What is the number of lines holding the word "JSON"? Write that number and nothing else.

* START *

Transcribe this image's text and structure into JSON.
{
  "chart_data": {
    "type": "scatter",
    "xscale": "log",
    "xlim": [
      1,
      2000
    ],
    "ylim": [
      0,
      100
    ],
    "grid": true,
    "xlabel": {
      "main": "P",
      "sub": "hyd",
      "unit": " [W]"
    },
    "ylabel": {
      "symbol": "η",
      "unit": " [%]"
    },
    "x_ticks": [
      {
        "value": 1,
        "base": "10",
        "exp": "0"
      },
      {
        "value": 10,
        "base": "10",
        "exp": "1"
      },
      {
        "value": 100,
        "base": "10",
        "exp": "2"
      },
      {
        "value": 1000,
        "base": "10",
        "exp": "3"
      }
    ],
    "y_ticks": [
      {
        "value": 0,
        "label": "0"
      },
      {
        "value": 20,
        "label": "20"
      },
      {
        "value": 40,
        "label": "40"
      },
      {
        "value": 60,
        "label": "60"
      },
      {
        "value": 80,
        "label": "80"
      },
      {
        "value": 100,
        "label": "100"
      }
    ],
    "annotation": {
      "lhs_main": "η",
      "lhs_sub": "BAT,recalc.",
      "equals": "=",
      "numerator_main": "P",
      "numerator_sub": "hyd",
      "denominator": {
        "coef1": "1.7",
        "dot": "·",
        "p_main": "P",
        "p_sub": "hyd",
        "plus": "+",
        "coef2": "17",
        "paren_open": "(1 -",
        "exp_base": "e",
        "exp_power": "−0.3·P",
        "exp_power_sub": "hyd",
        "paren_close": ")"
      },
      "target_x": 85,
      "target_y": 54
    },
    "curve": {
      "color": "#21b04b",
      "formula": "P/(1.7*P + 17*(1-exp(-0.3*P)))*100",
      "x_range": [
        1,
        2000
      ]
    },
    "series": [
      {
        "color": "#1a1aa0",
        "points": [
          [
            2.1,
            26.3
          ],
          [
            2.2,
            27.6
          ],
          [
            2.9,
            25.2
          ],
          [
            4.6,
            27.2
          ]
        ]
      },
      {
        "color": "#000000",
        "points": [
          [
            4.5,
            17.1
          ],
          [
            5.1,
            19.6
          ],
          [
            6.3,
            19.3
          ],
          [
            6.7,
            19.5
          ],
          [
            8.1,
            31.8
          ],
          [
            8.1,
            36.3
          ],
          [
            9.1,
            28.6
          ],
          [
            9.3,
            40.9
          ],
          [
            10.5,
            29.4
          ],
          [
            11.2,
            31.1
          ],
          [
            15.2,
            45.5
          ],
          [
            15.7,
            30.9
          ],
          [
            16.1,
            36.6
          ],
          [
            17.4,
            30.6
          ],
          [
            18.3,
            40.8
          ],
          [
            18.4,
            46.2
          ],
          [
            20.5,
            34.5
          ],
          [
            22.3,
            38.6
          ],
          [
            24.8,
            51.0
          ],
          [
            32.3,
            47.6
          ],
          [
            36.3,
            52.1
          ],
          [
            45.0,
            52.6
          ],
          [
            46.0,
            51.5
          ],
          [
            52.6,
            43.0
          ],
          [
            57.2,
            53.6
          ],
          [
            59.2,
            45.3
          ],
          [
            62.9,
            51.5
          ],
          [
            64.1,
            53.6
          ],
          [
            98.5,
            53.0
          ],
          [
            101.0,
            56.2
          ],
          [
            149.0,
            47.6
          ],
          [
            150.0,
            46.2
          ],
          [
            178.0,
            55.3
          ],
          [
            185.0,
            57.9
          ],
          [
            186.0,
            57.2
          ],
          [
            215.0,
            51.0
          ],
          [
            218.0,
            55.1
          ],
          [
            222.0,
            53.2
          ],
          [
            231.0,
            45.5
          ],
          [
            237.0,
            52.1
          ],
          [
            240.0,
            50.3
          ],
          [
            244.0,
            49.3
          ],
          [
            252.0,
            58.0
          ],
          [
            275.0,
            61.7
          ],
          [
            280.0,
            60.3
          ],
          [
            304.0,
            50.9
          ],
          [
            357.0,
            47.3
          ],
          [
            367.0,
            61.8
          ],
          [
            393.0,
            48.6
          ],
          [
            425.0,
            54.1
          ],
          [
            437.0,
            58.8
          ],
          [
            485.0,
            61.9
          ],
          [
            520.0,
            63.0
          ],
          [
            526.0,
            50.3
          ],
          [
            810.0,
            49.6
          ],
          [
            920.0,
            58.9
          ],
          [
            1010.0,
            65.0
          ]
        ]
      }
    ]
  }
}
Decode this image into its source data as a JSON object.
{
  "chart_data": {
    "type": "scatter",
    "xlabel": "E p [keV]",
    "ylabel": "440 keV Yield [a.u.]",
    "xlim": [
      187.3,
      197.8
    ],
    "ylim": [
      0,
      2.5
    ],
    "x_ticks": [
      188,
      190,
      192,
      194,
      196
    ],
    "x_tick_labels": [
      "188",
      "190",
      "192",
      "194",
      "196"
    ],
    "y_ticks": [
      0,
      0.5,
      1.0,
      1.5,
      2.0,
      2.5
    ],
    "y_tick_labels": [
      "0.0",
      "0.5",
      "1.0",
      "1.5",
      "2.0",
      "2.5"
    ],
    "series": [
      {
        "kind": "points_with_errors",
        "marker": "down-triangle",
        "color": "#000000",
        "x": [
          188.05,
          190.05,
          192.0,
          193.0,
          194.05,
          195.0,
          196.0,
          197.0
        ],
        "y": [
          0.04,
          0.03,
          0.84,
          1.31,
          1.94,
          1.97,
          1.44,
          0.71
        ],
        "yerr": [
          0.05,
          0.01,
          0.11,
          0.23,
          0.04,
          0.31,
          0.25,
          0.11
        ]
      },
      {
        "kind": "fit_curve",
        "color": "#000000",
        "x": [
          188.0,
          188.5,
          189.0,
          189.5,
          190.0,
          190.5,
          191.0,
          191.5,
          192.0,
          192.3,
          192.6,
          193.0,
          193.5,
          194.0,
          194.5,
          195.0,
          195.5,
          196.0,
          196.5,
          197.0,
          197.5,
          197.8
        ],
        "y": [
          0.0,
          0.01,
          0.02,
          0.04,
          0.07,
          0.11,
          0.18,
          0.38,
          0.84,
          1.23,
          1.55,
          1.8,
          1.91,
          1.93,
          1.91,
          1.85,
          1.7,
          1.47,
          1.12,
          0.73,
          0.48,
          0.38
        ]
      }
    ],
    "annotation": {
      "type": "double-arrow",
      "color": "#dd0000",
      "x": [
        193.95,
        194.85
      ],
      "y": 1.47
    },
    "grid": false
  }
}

* END *

* **ANSWER TO THIS EXERCISE**
2